What needs to be done: Find the lines that hold the word "Belgium" and return them.

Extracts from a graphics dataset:
-*-

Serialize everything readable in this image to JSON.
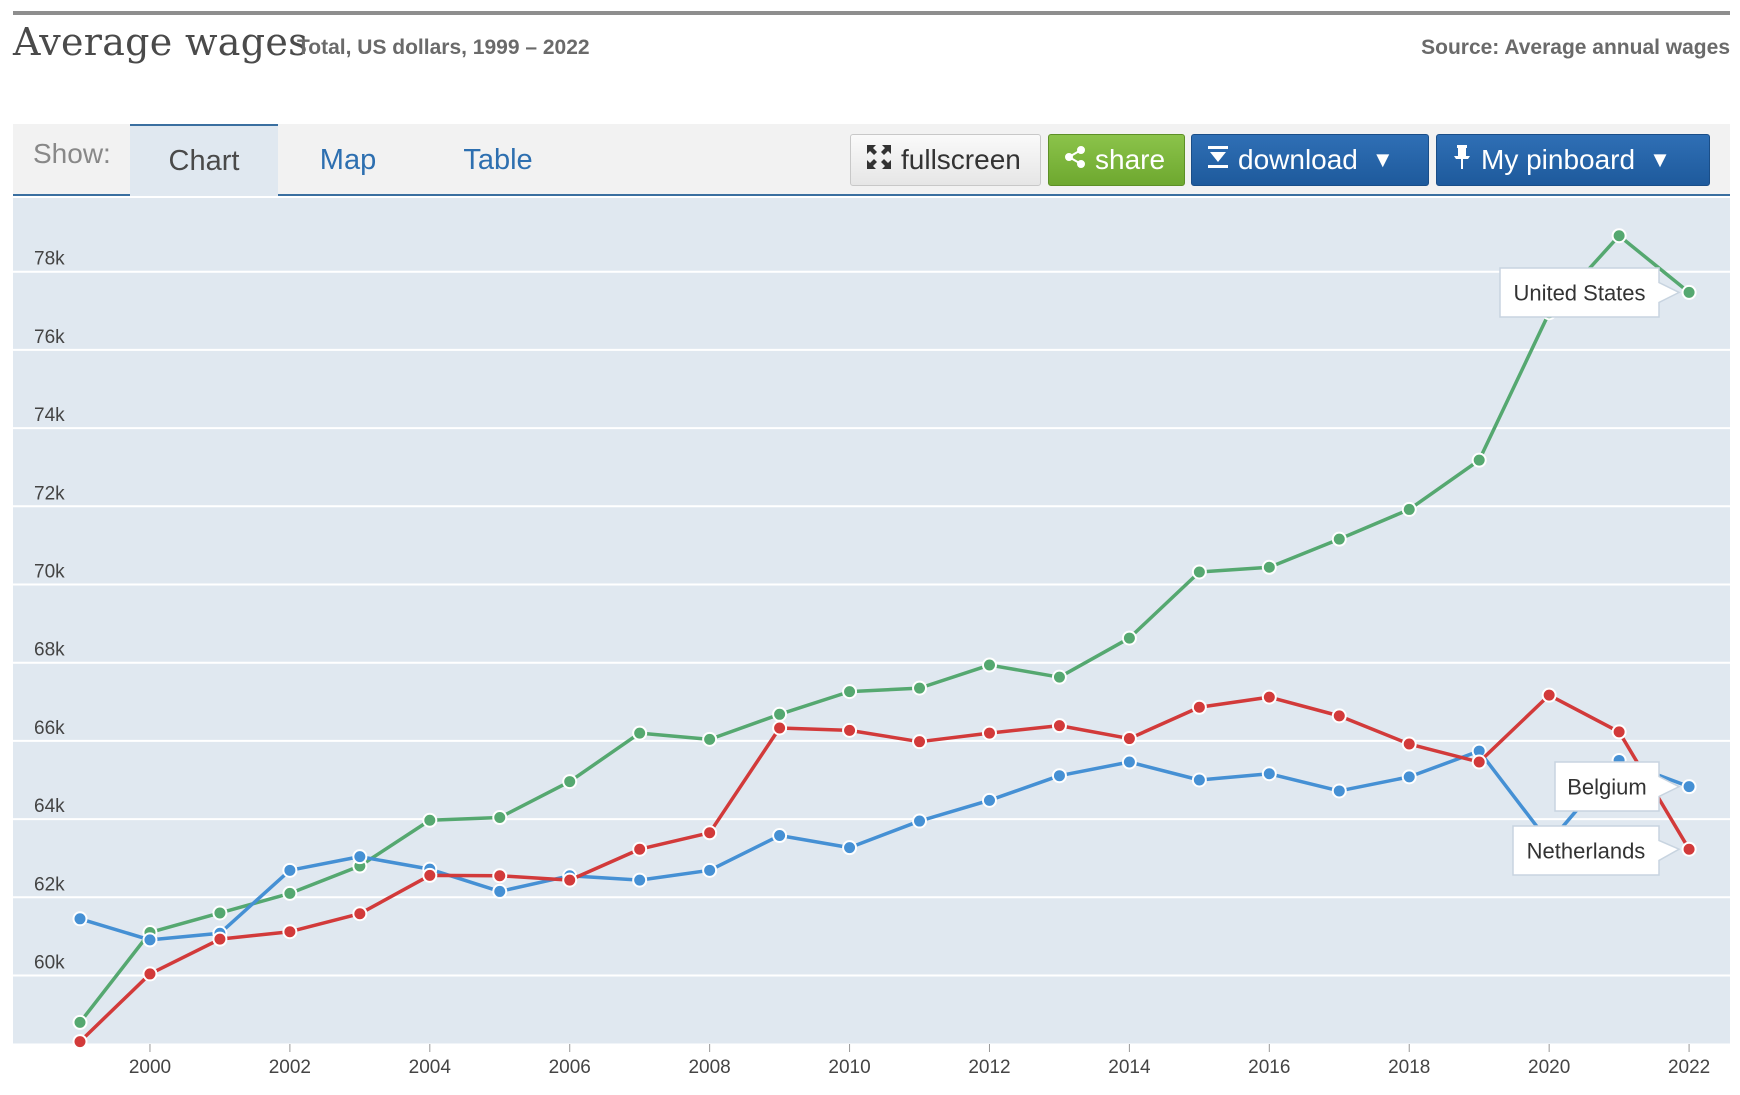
{
  "header": {
    "title": "Average wages",
    "subtitle": "Total, US dollars, 1999 – 2022",
    "source": "Source: Average annual wages"
  },
  "toolbar": {
    "show_label": "Show:",
    "tabs": [
      {
        "label": "Chart",
        "active": true
      },
      {
        "label": "Map",
        "active": false
      },
      {
        "label": "Table",
        "active": false
      }
    ],
    "fullscreen_label": "fullscreen",
    "share_label": "share",
    "download_label": "download",
    "pinboard_label": "My pinboard",
    "caret": "▼"
  },
  "colors": {
    "plot_bg": "#e0e8f0",
    "grid": "#ffffff",
    "United States": "#55a870",
    "Belgium": "#4590d4",
    "Netherlands": "#d23a3a"
  },
  "chart_data": {
    "type": "line",
    "title": "Average wages",
    "subtitle": "Total, US dollars, 1999 – 2022",
    "xlabel": "",
    "ylabel": "",
    "x": [
      1999,
      2000,
      2001,
      2002,
      2003,
      2004,
      2005,
      2006,
      2007,
      2008,
      2009,
      2010,
      2011,
      2012,
      2013,
      2014,
      2015,
      2016,
      2017,
      2018,
      2019,
      2020,
      2021,
      2022
    ],
    "x_ticks": [
      "2000",
      "2002",
      "2004",
      "2006",
      "2008",
      "2010",
      "2012",
      "2014",
      "2016",
      "2018",
      "2020",
      "2022"
    ],
    "y_ticks": [
      "60k",
      "62k",
      "64k",
      "66k",
      "68k",
      "70k",
      "72k",
      "74k",
      "76k",
      "78k"
    ],
    "ylim": [
      58300,
      80000
    ],
    "grid": true,
    "series": [
      {
        "name": "United States",
        "values": [
          58800,
          61100,
          61600,
          62100,
          62800,
          63970,
          64040,
          64960,
          66200,
          66040,
          66680,
          67260,
          67350,
          67940,
          67630,
          68630,
          70320,
          70440,
          71160,
          71920,
          73180,
          76950,
          78920,
          77470
        ]
      },
      {
        "name": "Belgium",
        "values": [
          61450,
          60910,
          61080,
          62690,
          63040,
          62720,
          62150,
          62550,
          62440,
          62690,
          63580,
          63270,
          63950,
          64480,
          65110,
          65460,
          65000,
          65160,
          64720,
          65080,
          65740,
          63400,
          65500,
          64830
        ]
      },
      {
        "name": "Netherlands",
        "values": [
          58310,
          60040,
          60930,
          61120,
          61580,
          62560,
          62550,
          62440,
          63230,
          63650,
          66330,
          66270,
          65980,
          66200,
          66390,
          66060,
          66860,
          67120,
          66640,
          65920,
          65460,
          67170,
          66230,
          63230
        ]
      }
    ],
    "labels": [
      {
        "series": "United States",
        "text": "United States"
      },
      {
        "series": "Belgium",
        "text": "Belgium"
      },
      {
        "series": "Netherlands",
        "text": "Netherlands"
      }
    ]
  }
}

-*-

Correct result:
    "Belgium": "#4590d4",
        "name": "Belgium",
        "series": "Belgium",
        "text": "Belgium"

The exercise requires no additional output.